■ REQUIREMENTS ■
Can you quote each of the records below word for word, without changing anything?
* Start DATA SECTION *
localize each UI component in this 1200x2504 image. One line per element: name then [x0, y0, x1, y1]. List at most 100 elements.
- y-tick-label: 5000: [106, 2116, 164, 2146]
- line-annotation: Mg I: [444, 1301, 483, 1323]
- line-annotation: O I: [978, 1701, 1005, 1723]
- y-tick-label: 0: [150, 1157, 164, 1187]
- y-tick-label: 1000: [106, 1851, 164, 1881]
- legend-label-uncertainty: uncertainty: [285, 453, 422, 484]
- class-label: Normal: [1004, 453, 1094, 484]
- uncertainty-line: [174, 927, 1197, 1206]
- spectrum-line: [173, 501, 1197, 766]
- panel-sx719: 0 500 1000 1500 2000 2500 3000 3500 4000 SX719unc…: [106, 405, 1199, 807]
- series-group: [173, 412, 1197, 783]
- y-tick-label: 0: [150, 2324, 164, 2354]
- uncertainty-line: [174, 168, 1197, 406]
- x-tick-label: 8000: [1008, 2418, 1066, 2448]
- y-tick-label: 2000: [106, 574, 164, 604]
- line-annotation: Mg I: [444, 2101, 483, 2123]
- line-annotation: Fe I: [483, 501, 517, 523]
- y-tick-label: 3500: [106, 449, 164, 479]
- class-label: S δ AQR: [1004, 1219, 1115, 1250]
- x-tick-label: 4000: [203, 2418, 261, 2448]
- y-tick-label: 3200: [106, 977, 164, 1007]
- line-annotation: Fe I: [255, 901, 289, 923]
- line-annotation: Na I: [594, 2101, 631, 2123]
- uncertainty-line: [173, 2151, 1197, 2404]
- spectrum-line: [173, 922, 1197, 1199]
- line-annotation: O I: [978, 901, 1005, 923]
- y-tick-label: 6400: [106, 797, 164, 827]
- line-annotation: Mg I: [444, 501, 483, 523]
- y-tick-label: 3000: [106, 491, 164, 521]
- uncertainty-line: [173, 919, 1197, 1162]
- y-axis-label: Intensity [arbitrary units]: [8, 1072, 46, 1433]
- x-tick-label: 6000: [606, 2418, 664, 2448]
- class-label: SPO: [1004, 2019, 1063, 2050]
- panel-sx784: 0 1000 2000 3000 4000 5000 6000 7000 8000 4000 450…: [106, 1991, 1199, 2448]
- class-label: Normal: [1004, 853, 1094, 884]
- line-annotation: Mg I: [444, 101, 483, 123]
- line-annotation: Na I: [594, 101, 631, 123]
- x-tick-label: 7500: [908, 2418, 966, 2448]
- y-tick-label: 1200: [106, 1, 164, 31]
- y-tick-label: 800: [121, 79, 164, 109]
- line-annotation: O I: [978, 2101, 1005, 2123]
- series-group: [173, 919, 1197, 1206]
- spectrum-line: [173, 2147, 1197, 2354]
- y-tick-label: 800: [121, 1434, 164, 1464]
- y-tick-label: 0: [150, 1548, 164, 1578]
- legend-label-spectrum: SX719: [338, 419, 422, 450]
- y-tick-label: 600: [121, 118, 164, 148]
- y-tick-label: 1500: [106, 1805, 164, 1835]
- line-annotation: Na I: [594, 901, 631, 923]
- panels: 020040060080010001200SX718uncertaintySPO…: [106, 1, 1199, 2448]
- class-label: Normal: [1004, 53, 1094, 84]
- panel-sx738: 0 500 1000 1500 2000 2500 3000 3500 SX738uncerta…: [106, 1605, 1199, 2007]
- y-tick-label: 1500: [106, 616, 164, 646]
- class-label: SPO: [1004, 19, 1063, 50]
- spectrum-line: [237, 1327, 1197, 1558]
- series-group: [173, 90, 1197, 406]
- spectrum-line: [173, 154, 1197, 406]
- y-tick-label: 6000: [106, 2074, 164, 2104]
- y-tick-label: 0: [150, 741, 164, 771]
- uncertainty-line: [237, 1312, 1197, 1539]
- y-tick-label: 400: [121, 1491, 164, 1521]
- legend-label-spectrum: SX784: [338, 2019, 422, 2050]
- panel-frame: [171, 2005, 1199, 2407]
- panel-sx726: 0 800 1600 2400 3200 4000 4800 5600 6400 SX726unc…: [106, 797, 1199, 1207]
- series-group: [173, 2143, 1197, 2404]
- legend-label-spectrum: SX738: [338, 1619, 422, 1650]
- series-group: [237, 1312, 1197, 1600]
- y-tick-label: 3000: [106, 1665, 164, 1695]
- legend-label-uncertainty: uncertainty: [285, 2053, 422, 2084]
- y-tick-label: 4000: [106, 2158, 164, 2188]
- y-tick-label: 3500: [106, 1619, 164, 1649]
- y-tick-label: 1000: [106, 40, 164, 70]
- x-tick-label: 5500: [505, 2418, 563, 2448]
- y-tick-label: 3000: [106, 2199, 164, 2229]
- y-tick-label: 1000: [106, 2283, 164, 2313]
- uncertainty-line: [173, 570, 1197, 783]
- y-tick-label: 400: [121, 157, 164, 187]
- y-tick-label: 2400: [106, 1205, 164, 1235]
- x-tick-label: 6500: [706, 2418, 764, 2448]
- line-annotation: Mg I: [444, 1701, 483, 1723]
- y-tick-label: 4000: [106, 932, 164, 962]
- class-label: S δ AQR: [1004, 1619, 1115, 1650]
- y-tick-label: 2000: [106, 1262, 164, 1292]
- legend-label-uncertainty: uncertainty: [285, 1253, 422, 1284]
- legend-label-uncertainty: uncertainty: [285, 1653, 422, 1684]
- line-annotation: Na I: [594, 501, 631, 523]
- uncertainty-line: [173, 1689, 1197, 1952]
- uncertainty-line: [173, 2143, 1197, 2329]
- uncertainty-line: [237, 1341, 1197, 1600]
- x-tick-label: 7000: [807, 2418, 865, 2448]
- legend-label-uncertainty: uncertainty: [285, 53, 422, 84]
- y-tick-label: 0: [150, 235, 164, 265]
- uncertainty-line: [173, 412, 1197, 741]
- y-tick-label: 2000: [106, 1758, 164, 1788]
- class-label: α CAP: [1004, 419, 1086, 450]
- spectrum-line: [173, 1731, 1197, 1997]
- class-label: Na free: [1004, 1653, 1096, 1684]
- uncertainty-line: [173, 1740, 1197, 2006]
* End DATA SECTION *
■ ANSWER FOR THE TASK ■
localize each UI component in this 1200x2504 image. One line per element: name then [x0, y0, x1, y1]. List at most 100 elements.
- y-tick-label: 5000: [106, 2116, 164, 2146]
- line-annotation: Mg I: [444, 1301, 483, 1323]
- line-annotation: O I: [978, 1701, 1005, 1723]
- y-tick-label: 0: [150, 1157, 164, 1187]
- y-tick-label: 1000: [106, 1851, 164, 1881]
- legend-label-uncertainty: uncertainty: [285, 453, 422, 484]
- class-label: Normal: [1004, 453, 1094, 484]
- uncertainty-line: [174, 927, 1197, 1206]
- spectrum-line: [173, 501, 1197, 766]
- panel-sx719: 0 500 1000 1500 2000 2500 3000 3500 4000 SX719unc…: [106, 405, 1199, 807]
- series-group: [173, 412, 1197, 783]
- y-tick-label: 0: [150, 2324, 164, 2354]
- uncertainty-line: [174, 168, 1197, 406]
- x-tick-label: 8000: [1008, 2418, 1066, 2448]
- y-tick-label: 2000: [106, 574, 164, 604]
- line-annotation: Mg I: [444, 2101, 483, 2123]
- line-annotation: Fe I: [483, 501, 517, 523]
- y-tick-label: 3500: [106, 449, 164, 479]
- class-label: S δ AQR: [1004, 1219, 1115, 1250]
- x-tick-label: 4000: [203, 2418, 261, 2448]
- y-tick-label: 3200: [106, 977, 164, 1007]
- line-annotation: Fe I: [255, 901, 289, 923]
- line-annotation: Na I: [594, 2101, 631, 2123]
- uncertainty-line: [173, 2151, 1197, 2404]
- spectrum-line: [173, 922, 1197, 1199]
- line-annotation: O I: [978, 901, 1005, 923]
- y-tick-label: 6400: [106, 797, 164, 827]
- line-annotation: Mg I: [444, 501, 483, 523]
- y-tick-label: 3000: [106, 491, 164, 521]
- uncertainty-line: [173, 919, 1197, 1162]
- y-axis-label: Intensity [arbitrary units]: [8, 1072, 46, 1433]
- x-tick-label: 6000: [606, 2418, 664, 2448]
- class-label: SPO: [1004, 2019, 1063, 2050]
- panel-sx784: 0 1000 2000 3000 4000 5000 6000 7000 8000 4000 450…: [106, 1991, 1199, 2448]
- class-label: Normal: [1004, 853, 1094, 884]
- line-annotation: Mg I: [444, 101, 483, 123]
- line-annotation: Na I: [594, 101, 631, 123]
- x-tick-label: 7500: [908, 2418, 966, 2448]
- y-tick-label: 1200: [106, 1, 164, 31]
- y-tick-label: 800: [121, 79, 164, 109]
- line-annotation: O I: [978, 2101, 1005, 2123]
- series-group: [173, 919, 1197, 1206]
- spectrum-line: [173, 2147, 1197, 2354]
- y-tick-label: 800: [121, 1434, 164, 1464]
- y-tick-label: 0: [150, 1548, 164, 1578]
- legend-label-spectrum: SX719: [338, 419, 422, 450]
- y-tick-label: 600: [121, 118, 164, 148]
- y-tick-label: 1500: [106, 1805, 164, 1835]
- line-annotation: Na I: [594, 901, 631, 923]
- panels: 020040060080010001200SX718uncertaintySPO…: [106, 1, 1199, 2448]
- class-label: Normal: [1004, 53, 1094, 84]
- panel-sx738: 0 500 1000 1500 2000 2500 3000 3500 SX738uncerta…: [106, 1605, 1199, 2007]
- y-tick-label: 1500: [106, 616, 164, 646]
- class-label: SPO: [1004, 19, 1063, 50]
- spectrum-line: [237, 1327, 1197, 1558]
- series-group: [173, 90, 1197, 406]
- spectrum-line: [173, 154, 1197, 406]
- y-tick-label: 6000: [106, 2074, 164, 2104]
- y-tick-label: 0: [150, 741, 164, 771]
- uncertainty-line: [237, 1312, 1197, 1539]
- y-tick-label: 400: [121, 1491, 164, 1521]
- legend-label-spectrum: SX784: [338, 2019, 422, 2050]
- panel-frame: [171, 2005, 1199, 2407]
- panel-sx726: 0 800 1600 2400 3200 4000 4800 5600 6400 SX726unc…: [106, 797, 1199, 1207]
- series-group: [173, 2143, 1197, 2404]
- legend-label-spectrum: SX738: [338, 1619, 422, 1650]
- series-group: [237, 1312, 1197, 1600]
- y-tick-label: 3000: [106, 1665, 164, 1695]
- legend-label-uncertainty: uncertainty: [285, 2053, 422, 2084]
- y-tick-label: 4000: [106, 2158, 164, 2188]
- y-tick-label: 3500: [106, 1619, 164, 1649]
- y-tick-label: 1000: [106, 40, 164, 70]
- x-tick-label: 5500: [505, 2418, 563, 2448]
- y-tick-label: 3000: [106, 2199, 164, 2229]
- y-tick-label: 1000: [106, 2283, 164, 2313]
- uncertainty-line: [173, 570, 1197, 783]
- y-tick-label: 400: [121, 157, 164, 187]
- y-tick-label: 2400: [106, 1205, 164, 1235]
- x-tick-label: 6500: [706, 2418, 764, 2448]
- line-annotation: Mg I: [444, 1701, 483, 1723]
- y-tick-label: 4000: [106, 932, 164, 962]
- class-label: S δ AQR: [1004, 1619, 1115, 1650]
- y-tick-label: 2000: [106, 1262, 164, 1292]
- legend-label-uncertainty: uncertainty: [285, 1253, 422, 1284]
- legend-label-uncertainty: uncertainty: [285, 1653, 422, 1684]
- line-annotation: Na I: [594, 501, 631, 523]
- uncertainty-line: [173, 1689, 1197, 1952]
- uncertainty-line: [173, 2143, 1197, 2329]
- uncertainty-line: [237, 1341, 1197, 1600]
- x-tick-label: 7000: [807, 2418, 865, 2448]
- legend-label-uncertainty: uncertainty: [285, 53, 422, 84]
- y-tick-label: 0: [150, 235, 164, 265]
- uncertainty-line: [173, 412, 1197, 741]
- y-tick-label: 2000: [106, 1758, 164, 1788]
- class-label: α CAP: [1004, 419, 1086, 450]
- spectrum-line: [173, 1731, 1197, 1997]
- class-label: Na free: [1004, 1653, 1096, 1684]
- uncertainty-line: [173, 1740, 1197, 2006]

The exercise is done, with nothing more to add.